▶ _GIVEN ENTRIES_:
----------
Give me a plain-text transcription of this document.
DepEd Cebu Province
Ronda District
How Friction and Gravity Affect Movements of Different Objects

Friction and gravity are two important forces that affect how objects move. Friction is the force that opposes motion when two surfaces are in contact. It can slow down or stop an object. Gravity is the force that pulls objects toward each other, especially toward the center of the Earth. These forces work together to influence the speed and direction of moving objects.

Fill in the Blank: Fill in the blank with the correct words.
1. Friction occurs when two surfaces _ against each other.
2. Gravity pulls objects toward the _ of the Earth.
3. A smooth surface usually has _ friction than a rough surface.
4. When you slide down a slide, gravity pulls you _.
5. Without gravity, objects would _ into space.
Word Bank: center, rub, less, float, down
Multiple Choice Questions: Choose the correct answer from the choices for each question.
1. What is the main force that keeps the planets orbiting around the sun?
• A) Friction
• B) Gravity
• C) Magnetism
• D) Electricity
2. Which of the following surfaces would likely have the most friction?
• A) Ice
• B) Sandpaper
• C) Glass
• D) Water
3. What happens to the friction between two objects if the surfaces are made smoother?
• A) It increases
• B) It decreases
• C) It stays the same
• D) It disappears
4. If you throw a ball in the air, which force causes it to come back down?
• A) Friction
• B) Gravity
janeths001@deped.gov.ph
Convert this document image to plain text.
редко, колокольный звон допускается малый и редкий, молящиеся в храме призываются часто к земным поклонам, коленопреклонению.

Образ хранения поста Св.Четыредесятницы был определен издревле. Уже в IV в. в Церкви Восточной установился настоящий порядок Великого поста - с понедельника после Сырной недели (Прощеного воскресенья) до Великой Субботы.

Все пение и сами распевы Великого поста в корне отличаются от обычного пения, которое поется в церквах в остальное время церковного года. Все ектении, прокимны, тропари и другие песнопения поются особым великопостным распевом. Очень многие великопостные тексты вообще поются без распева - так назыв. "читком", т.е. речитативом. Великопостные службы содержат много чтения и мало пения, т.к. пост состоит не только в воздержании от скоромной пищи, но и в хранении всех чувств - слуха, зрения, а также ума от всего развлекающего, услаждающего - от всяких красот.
----------
▶ _YOUR GOAL_:
Go through the lines above. Select every one that has the string "toward".

▶ _ANSWER TO THE EXERCISE_:
Friction and gravity are two important forces that affect how objects move. Friction is the force that opposes motion when two surfaces are in contact. It can slow down or stop an object. Gravity is the force that pulls objects toward each other, especially toward the center of the Earth. These forces work together to influence the speed and direction of moving objects.
2. Gravity pulls objects toward the _ of the Earth.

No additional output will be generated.